* _Task goal_:
Output the records exactly as they appear, with no pictures included.

======== Records for this task ========

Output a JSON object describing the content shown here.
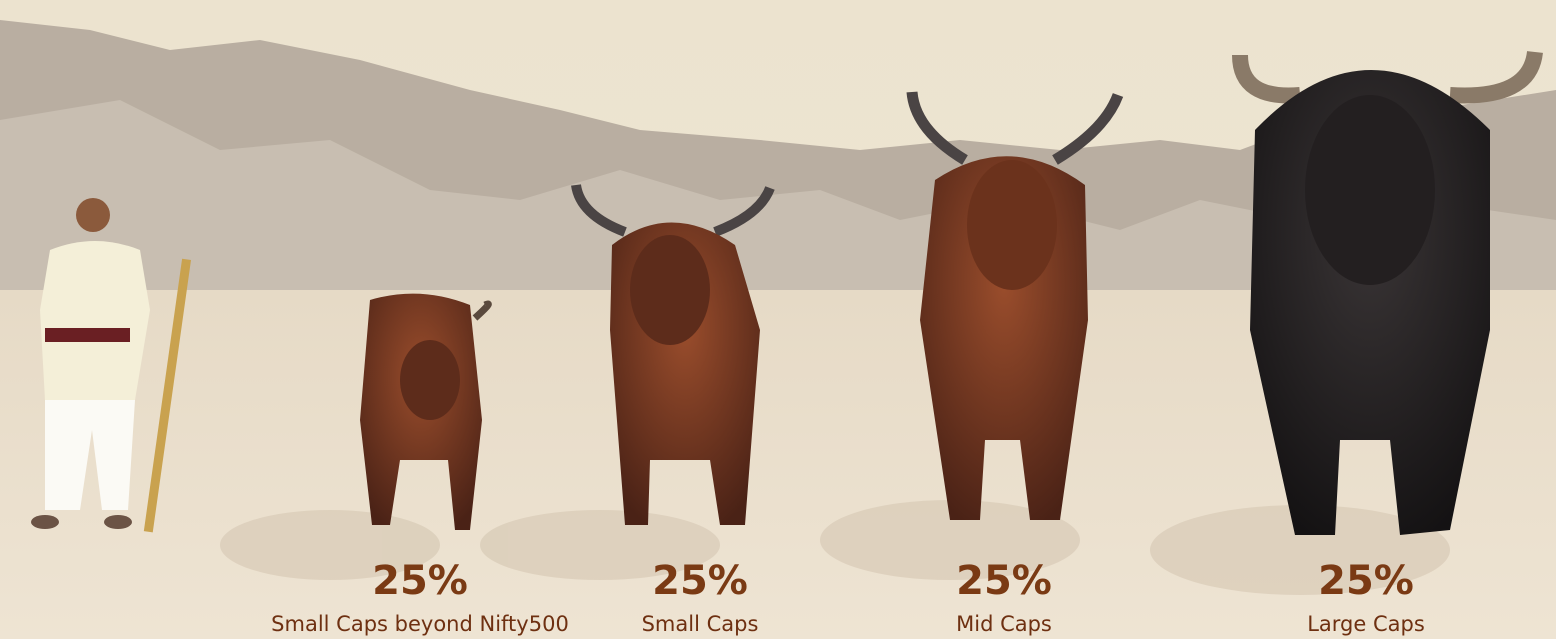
{
  "items": [
    {
      "percent": "25%",
      "label": "Small Caps beyond Nifty500"
    },
    {
      "percent": "25%",
      "label": "Small Caps"
    },
    {
      "percent": "25%",
      "label": "Mid Caps"
    },
    {
      "percent": "25%",
      "label": "Large Caps"
    }
  ]
}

========

* _Full answer_:
Output a JSON object describing the content shown here.
{
  "items": [
    {
      "percent": "25%",
      "label": "Small Caps beyond Nifty500"
    },
    {
      "percent": "25%",
      "label": "Small Caps"
    },
    {
      "percent": "25%",
      "label": "Mid Caps"
    },
    {
      "percent": "25%",
      "label": "Large Caps"
    }
  ]
}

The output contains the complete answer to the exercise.